• EXERCISE
Set down the full listing exactly, character for character.

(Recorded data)
----

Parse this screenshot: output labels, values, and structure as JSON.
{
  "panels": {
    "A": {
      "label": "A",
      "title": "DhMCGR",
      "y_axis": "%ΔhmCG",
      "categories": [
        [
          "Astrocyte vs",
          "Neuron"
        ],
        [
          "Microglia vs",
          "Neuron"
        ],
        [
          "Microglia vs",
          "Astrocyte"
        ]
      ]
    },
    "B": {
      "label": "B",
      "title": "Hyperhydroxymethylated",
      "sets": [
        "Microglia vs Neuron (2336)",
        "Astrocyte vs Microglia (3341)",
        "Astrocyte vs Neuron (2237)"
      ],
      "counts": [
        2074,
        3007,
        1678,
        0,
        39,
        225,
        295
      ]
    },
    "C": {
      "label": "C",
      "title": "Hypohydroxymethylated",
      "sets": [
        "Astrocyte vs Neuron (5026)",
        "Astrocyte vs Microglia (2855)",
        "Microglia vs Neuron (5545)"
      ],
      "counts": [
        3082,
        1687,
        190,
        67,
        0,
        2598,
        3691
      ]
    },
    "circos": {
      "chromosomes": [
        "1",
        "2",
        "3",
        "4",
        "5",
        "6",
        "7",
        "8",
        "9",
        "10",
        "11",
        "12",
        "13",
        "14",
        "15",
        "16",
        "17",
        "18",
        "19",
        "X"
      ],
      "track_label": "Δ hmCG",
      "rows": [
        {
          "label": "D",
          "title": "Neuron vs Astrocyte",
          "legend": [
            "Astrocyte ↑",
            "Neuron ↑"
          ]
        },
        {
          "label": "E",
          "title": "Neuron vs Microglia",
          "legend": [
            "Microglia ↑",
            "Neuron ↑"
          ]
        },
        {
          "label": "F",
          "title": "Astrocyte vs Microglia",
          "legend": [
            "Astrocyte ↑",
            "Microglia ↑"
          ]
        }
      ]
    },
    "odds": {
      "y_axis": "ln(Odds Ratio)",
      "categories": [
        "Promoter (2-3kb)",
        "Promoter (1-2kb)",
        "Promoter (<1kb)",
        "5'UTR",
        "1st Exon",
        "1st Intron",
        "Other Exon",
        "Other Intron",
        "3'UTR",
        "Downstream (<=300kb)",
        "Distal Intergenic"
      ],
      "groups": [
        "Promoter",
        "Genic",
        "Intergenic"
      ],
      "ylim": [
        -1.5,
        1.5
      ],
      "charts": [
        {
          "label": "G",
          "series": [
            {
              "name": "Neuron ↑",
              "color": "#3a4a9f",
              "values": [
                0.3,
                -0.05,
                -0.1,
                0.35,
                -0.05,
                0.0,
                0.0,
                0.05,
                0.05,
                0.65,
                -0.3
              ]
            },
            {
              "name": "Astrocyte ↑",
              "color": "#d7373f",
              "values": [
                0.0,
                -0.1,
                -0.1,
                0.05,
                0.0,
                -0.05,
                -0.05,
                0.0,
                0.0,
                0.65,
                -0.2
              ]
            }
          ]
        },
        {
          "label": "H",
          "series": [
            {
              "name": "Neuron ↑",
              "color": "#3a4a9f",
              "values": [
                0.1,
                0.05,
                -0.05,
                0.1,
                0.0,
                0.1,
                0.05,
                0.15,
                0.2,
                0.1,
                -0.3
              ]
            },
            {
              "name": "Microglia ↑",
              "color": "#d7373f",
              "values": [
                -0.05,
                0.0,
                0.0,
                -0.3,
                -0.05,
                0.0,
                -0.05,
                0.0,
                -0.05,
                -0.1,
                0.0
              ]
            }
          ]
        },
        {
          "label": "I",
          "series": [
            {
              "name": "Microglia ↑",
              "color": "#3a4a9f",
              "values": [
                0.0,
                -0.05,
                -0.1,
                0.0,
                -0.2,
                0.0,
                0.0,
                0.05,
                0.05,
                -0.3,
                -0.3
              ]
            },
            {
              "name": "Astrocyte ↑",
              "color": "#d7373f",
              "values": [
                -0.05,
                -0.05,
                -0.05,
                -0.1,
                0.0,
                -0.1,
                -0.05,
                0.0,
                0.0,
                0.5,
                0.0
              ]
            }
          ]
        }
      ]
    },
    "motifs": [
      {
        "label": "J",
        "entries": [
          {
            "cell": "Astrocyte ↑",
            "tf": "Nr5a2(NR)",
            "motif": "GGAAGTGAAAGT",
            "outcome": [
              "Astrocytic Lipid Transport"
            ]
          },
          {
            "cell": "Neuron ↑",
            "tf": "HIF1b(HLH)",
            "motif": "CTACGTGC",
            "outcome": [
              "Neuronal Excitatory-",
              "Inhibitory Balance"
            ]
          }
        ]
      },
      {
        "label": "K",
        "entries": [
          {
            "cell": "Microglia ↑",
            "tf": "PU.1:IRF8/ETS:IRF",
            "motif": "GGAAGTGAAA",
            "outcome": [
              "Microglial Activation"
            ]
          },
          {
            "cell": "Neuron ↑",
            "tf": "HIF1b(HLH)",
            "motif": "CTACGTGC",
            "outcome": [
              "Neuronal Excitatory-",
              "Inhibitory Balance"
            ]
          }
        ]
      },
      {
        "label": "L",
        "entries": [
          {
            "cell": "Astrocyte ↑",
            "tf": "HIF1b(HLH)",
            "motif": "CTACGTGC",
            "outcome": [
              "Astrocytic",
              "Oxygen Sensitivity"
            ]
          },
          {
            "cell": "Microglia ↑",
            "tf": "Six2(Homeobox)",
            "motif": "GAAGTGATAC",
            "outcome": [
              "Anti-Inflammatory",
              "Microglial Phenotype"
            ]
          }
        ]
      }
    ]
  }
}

----

• OUTPUT FOR THIS TASK
Parse this screenshot: output labels, values, and structure as JSON.
{
  "panels": {
    "A": {
      "label": "A",
      "title": "DhMCGR",
      "y_axis": "%ΔhmCG",
      "categories": [
        [
          "Astrocyte vs",
          "Neuron"
        ],
        [
          "Microglia vs",
          "Neuron"
        ],
        [
          "Microglia vs",
          "Astrocyte"
        ]
      ]
    },
    "B": {
      "label": "B",
      "title": "Hyperhydroxymethylated",
      "sets": [
        "Microglia vs Neuron (2336)",
        "Astrocyte vs Microglia (3341)",
        "Astrocyte vs Neuron (2237)"
      ],
      "counts": [
        2074,
        3007,
        1678,
        0,
        39,
        225,
        295
      ]
    },
    "C": {
      "label": "C",
      "title": "Hypohydroxymethylated",
      "sets": [
        "Astrocyte vs Neuron (5026)",
        "Astrocyte vs Microglia (2855)",
        "Microglia vs Neuron (5545)"
      ],
      "counts": [
        3082,
        1687,
        190,
        67,
        0,
        2598,
        3691
      ]
    },
    "circos": {
      "chromosomes": [
        "1",
        "2",
        "3",
        "4",
        "5",
        "6",
        "7",
        "8",
        "9",
        "10",
        "11",
        "12",
        "13",
        "14",
        "15",
        "16",
        "17",
        "18",
        "19",
        "X"
      ],
      "track_label": "Δ hmCG",
      "rows": [
        {
          "label": "D",
          "title": "Neuron vs Astrocyte",
          "legend": [
            "Astrocyte ↑",
            "Neuron ↑"
          ]
        },
        {
          "label": "E",
          "title": "Neuron vs Microglia",
          "legend": [
            "Microglia ↑",
            "Neuron ↑"
          ]
        },
        {
          "label": "F",
          "title": "Astrocyte vs Microglia",
          "legend": [
            "Astrocyte ↑",
            "Microglia ↑"
          ]
        }
      ]
    },
    "odds": {
      "y_axis": "ln(Odds Ratio)",
      "categories": [
        "Promoter (2-3kb)",
        "Promoter (1-2kb)",
        "Promoter (<1kb)",
        "5'UTR",
        "1st Exon",
        "1st Intron",
        "Other Exon",
        "Other Intron",
        "3'UTR",
        "Downstream (<=300kb)",
        "Distal Intergenic"
      ],
      "groups": [
        "Promoter",
        "Genic",
        "Intergenic"
      ],
      "ylim": [
        -1.5,
        1.5
      ],
      "charts": [
        {
          "label": "G",
          "series": [
            {
              "name": "Neuron ↑",
              "color": "#3a4a9f",
              "values": [
                0.3,
                -0.05,
                -0.1,
                0.35,
                -0.05,
                0.0,
                0.0,
                0.05,
                0.05,
                0.65,
                -0.3
              ]
            },
            {
              "name": "Astrocyte ↑",
              "color": "#d7373f",
              "values": [
                0.0,
                -0.1,
                -0.1,
                0.05,
                0.0,
                -0.05,
                -0.05,
                0.0,
                0.0,
                0.65,
                -0.2
              ]
            }
          ]
        },
        {
          "label": "H",
          "series": [
            {
              "name": "Neuron ↑",
              "color": "#3a4a9f",
              "values": [
                0.1,
                0.05,
                -0.05,
                0.1,
                0.0,
                0.1,
                0.05,
                0.15,
                0.2,
                0.1,
                -0.3
              ]
            },
            {
              "name": "Microglia ↑",
              "color": "#d7373f",
              "values": [
                -0.05,
                0.0,
                0.0,
                -0.3,
                -0.05,
                0.0,
                -0.05,
                0.0,
                -0.05,
                -0.1,
                0.0
              ]
            }
          ]
        },
        {
          "label": "I",
          "series": [
            {
              "name": "Microglia ↑",
              "color": "#3a4a9f",
              "values": [
                0.0,
                -0.05,
                -0.1,
                0.0,
                -0.2,
                0.0,
                0.0,
                0.05,
                0.05,
                -0.3,
                -0.3
              ]
            },
            {
              "name": "Astrocyte ↑",
              "color": "#d7373f",
              "values": [
                -0.05,
                -0.05,
                -0.05,
                -0.1,
                0.0,
                -0.1,
                -0.05,
                0.0,
                0.0,
                0.5,
                0.0
              ]
            }
          ]
        }
      ]
    },
    "motifs": [
      {
        "label": "J",
        "entries": [
          {
            "cell": "Astrocyte ↑",
            "tf": "Nr5a2(NR)",
            "motif": "GGAAGTGAAAGT",
            "outcome": [
              "Astrocytic Lipid Transport"
            ]
          },
          {
            "cell": "Neuron ↑",
            "tf": "HIF1b(HLH)",
            "motif": "CTACGTGC",
            "outcome": [
              "Neuronal Excitatory-",
              "Inhibitory Balance"
            ]
          }
        ]
      },
      {
        "label": "K",
        "entries": [
          {
            "cell": "Microglia ↑",
            "tf": "PU.1:IRF8/ETS:IRF",
            "motif": "GGAAGTGAAA",
            "outcome": [
              "Microglial Activation"
            ]
          },
          {
            "cell": "Neuron ↑",
            "tf": "HIF1b(HLH)",
            "motif": "CTACGTGC",
            "outcome": [
              "Neuronal Excitatory-",
              "Inhibitory Balance"
            ]
          }
        ]
      },
      {
        "label": "L",
        "entries": [
          {
            "cell": "Astrocyte ↑",
            "tf": "HIF1b(HLH)",
            "motif": "CTACGTGC",
            "outcome": [
              "Astrocytic",
              "Oxygen Sensitivity"
            ]
          },
          {
            "cell": "Microglia ↑",
            "tf": "Six2(Homeobox)",
            "motif": "GAAGTGATAC",
            "outcome": [
              "Anti-Inflammatory",
              "Microglial Phenotype"
            ]
          }
        ]
      }
    ]
  }
}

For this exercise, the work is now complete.